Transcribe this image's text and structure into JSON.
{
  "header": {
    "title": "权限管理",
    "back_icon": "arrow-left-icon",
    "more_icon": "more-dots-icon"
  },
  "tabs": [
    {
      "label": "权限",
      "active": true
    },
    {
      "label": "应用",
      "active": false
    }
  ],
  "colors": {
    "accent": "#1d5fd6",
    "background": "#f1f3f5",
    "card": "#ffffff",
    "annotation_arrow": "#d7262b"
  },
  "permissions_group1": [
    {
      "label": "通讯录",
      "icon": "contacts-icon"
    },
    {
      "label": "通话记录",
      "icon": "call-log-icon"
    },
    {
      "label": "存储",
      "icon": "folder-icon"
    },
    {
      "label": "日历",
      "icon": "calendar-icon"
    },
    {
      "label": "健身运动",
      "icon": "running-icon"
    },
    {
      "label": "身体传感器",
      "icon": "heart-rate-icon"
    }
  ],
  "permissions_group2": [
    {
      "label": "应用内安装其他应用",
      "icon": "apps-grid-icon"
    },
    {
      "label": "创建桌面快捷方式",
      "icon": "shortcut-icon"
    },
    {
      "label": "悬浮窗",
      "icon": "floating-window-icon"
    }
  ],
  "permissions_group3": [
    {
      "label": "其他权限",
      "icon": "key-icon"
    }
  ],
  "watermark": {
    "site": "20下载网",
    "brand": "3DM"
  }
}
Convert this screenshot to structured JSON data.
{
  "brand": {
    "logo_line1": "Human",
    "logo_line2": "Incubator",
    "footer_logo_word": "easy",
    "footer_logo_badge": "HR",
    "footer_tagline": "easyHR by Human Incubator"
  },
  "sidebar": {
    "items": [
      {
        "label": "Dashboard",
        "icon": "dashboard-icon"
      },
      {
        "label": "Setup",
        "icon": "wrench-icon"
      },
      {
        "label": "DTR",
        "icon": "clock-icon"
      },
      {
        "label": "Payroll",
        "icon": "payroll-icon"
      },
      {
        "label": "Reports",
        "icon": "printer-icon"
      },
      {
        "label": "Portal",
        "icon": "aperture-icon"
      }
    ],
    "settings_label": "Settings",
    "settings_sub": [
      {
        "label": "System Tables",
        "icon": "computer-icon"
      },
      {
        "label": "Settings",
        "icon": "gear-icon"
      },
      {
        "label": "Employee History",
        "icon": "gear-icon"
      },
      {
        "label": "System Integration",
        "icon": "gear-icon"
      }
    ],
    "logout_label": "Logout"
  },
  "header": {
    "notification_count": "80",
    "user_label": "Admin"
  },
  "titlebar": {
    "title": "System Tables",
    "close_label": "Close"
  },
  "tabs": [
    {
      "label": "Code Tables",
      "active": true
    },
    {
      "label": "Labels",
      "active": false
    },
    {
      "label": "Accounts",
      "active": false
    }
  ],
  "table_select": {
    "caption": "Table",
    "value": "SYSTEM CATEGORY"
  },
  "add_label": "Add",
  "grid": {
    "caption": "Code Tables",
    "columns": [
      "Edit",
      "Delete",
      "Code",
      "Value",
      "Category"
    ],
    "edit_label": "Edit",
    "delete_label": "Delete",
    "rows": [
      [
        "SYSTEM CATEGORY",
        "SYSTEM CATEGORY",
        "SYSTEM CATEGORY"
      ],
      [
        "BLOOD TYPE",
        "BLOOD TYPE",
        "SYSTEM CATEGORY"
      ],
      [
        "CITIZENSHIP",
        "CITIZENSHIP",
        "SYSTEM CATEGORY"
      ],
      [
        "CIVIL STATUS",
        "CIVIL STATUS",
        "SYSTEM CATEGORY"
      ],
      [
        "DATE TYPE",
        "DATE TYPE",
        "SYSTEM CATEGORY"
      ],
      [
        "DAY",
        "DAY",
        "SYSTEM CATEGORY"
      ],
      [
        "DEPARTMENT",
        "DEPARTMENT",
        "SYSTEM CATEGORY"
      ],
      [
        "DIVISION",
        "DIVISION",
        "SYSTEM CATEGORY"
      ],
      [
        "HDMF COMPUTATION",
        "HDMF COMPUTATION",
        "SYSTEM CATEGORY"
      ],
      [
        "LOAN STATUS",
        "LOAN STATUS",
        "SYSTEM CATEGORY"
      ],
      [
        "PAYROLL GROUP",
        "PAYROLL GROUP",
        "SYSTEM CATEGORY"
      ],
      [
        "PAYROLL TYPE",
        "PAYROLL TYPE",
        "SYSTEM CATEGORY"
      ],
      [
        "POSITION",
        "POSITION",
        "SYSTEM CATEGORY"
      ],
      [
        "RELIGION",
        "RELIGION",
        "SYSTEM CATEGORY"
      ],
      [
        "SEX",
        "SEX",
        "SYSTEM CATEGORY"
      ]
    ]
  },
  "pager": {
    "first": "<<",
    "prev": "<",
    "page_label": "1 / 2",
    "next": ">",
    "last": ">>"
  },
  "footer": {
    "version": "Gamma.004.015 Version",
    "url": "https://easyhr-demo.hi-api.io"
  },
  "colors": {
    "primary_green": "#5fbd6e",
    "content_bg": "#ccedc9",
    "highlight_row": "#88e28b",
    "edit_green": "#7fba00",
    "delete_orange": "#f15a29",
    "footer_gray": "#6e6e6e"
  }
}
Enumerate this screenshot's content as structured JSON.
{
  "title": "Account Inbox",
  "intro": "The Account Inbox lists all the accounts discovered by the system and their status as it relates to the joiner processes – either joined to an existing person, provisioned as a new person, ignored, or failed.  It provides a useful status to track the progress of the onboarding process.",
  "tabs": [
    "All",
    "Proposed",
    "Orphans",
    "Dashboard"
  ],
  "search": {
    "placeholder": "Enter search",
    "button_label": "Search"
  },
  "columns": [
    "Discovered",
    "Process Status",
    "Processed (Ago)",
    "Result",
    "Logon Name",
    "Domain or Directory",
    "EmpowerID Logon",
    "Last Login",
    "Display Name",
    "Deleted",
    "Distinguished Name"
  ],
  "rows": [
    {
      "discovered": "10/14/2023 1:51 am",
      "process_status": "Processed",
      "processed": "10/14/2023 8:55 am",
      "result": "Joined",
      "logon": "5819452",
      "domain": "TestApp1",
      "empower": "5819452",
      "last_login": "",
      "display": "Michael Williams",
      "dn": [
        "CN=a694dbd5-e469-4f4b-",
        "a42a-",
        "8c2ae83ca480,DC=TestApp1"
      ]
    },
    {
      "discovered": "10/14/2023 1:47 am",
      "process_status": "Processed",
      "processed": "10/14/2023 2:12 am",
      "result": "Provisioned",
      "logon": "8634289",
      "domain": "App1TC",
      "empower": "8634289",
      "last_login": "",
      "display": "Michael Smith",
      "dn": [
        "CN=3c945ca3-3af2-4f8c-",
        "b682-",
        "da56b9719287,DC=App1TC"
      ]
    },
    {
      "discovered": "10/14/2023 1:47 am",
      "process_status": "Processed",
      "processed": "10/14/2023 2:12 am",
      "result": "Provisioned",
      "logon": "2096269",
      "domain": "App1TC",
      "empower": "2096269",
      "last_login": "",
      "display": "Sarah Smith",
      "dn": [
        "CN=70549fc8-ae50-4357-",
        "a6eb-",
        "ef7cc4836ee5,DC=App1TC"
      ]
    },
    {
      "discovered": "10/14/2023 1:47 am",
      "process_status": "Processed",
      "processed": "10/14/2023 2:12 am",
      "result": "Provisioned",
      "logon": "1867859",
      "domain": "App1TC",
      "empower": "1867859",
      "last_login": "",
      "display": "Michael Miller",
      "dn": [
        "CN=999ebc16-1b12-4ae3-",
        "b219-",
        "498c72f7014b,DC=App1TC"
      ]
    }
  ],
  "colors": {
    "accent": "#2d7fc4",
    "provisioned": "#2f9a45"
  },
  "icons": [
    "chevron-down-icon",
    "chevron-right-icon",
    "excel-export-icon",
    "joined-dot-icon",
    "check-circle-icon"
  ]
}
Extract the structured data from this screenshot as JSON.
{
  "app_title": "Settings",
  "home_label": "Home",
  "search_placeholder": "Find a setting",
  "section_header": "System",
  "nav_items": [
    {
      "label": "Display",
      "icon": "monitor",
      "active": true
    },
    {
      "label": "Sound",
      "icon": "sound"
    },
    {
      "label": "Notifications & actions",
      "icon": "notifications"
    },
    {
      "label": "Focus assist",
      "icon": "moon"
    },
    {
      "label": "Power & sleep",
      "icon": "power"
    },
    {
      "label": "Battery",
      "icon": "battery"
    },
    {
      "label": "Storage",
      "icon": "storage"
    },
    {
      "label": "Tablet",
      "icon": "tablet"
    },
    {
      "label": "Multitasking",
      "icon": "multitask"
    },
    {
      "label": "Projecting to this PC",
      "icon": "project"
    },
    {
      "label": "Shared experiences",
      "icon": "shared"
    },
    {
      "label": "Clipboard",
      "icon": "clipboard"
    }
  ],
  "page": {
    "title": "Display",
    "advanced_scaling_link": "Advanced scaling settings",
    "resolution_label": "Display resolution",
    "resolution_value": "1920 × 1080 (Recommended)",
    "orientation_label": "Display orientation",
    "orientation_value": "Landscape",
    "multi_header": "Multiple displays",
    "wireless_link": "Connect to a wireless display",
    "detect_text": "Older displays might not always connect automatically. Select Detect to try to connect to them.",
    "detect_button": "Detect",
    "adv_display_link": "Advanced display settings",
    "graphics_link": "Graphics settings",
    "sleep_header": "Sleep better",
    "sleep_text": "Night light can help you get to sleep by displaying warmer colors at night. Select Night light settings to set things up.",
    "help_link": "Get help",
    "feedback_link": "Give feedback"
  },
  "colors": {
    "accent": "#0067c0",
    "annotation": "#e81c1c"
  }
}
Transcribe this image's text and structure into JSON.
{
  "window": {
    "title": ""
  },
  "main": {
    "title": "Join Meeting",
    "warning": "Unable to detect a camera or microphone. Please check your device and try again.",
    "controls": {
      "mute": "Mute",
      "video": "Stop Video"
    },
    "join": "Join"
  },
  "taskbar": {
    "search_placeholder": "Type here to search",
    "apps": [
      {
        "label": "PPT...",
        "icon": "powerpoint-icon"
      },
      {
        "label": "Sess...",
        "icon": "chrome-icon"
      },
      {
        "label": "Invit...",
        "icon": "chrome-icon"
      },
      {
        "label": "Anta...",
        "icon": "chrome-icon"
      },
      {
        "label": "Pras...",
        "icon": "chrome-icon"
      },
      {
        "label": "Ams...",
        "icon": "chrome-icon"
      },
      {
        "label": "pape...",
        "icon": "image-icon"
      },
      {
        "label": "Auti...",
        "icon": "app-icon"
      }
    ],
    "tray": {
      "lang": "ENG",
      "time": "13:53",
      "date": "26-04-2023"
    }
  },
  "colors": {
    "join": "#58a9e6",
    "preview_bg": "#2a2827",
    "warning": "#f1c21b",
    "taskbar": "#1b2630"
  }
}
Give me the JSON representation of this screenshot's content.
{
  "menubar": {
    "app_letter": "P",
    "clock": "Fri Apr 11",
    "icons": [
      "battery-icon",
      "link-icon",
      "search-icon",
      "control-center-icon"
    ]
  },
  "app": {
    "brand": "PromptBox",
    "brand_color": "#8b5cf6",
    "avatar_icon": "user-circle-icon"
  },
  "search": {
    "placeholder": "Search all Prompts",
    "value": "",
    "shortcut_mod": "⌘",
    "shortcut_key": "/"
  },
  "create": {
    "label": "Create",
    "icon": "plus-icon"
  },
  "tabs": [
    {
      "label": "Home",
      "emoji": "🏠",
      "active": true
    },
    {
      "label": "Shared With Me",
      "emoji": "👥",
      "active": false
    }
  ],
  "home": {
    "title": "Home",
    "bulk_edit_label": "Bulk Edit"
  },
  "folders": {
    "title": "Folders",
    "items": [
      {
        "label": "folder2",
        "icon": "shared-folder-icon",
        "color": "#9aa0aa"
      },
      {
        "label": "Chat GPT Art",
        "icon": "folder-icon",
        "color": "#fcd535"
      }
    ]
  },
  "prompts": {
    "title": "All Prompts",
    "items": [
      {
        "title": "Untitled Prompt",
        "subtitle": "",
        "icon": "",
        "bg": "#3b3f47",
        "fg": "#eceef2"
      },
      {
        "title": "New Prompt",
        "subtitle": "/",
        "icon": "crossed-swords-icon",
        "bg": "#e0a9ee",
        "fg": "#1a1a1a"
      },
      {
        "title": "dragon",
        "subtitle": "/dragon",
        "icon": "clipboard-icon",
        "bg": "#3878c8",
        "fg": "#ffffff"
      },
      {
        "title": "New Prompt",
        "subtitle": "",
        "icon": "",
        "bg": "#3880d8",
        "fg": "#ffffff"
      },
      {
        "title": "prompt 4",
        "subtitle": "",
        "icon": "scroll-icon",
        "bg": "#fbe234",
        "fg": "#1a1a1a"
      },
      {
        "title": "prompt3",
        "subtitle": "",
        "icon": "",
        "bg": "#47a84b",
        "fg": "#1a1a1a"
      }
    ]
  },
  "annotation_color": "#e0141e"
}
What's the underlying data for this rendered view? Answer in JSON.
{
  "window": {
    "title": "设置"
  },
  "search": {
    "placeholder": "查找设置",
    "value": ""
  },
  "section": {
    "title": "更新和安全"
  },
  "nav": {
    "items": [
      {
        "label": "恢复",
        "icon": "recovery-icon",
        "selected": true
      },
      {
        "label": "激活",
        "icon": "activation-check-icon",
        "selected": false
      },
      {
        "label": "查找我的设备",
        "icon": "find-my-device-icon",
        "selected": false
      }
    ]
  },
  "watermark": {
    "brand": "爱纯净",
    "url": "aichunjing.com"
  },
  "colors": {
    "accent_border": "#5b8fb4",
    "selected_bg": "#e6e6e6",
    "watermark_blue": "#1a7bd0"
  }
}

* [EXERCISE DETAILS]: Pick out every line holding the string "Give" and return it.

* [RESPONSE TO THE EXERCISE]:
    "feedback_link": "Give feedback"
Give me the JSON representation of this screenshot's content.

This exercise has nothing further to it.